• _Set exercise_: Spot each line that carries the word "this"; copy those lines.

• _Data for processing_:
──────
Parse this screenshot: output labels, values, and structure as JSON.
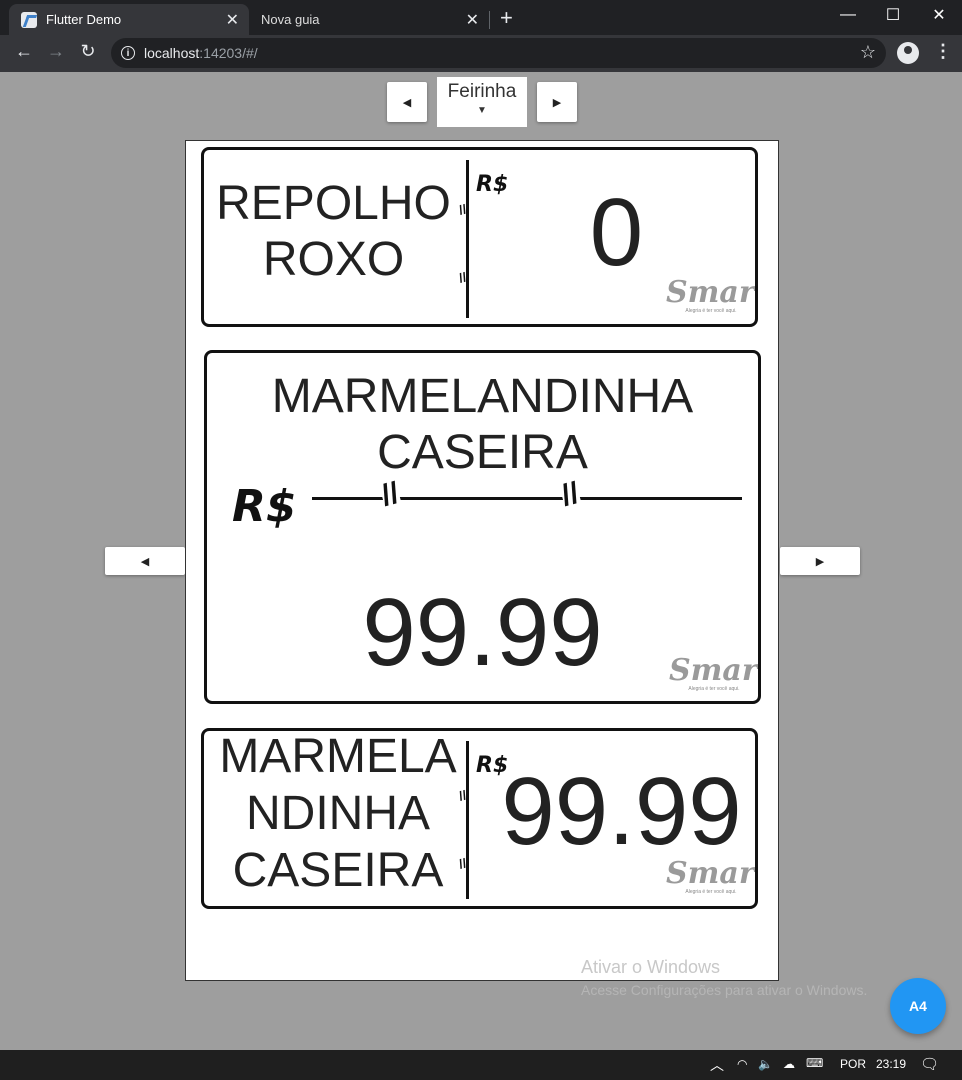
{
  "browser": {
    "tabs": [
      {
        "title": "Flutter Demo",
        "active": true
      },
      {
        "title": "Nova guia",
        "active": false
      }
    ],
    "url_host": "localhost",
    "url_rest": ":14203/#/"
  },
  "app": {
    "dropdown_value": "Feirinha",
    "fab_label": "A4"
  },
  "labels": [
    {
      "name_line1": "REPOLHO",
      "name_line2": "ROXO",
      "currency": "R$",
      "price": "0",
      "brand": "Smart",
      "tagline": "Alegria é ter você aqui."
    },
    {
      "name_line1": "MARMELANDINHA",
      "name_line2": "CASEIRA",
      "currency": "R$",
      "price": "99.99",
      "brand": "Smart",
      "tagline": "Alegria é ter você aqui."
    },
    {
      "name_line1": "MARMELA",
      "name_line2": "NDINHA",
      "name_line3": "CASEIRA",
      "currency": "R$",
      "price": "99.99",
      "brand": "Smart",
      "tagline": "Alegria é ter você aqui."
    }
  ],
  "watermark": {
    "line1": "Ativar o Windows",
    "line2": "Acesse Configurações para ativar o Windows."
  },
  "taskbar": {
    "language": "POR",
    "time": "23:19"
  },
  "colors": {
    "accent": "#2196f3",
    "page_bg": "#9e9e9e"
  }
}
──────
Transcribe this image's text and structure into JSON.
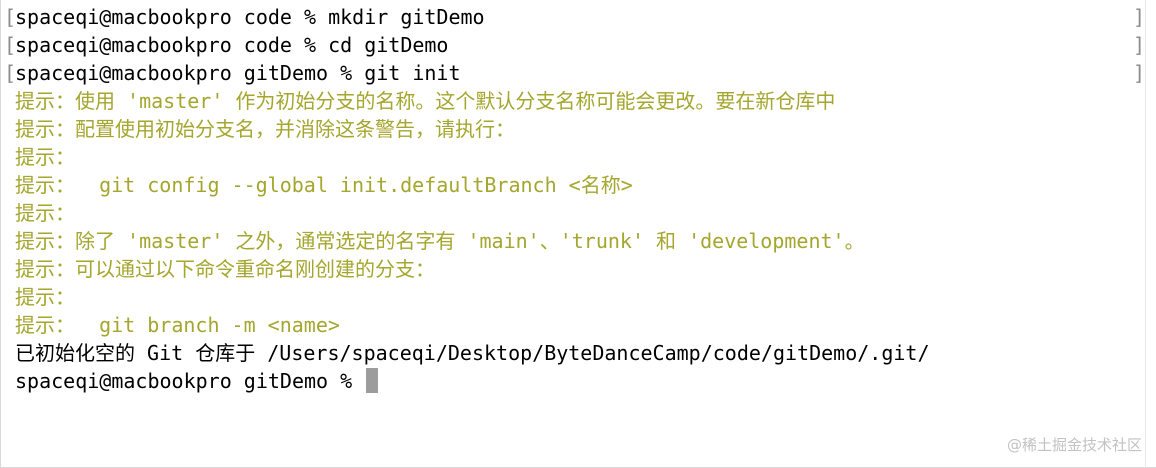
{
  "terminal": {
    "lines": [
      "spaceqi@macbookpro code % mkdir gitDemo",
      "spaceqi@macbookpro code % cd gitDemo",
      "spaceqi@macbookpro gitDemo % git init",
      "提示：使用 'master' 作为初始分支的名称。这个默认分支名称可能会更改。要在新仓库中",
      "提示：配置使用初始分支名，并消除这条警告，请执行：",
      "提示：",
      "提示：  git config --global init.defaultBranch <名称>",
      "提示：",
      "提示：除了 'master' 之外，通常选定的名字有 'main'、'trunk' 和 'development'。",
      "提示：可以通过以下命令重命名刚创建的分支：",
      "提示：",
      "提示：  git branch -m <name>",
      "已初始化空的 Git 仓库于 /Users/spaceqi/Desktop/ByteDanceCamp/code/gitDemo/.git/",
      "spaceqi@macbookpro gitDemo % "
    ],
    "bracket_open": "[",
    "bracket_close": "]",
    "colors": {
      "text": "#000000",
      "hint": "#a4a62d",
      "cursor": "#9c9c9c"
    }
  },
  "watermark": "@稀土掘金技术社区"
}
──────
• _Written answer_:
Parse this screenshot: output labels, values, and structure as JSON.
Transcribe this image's text and structure into JSON.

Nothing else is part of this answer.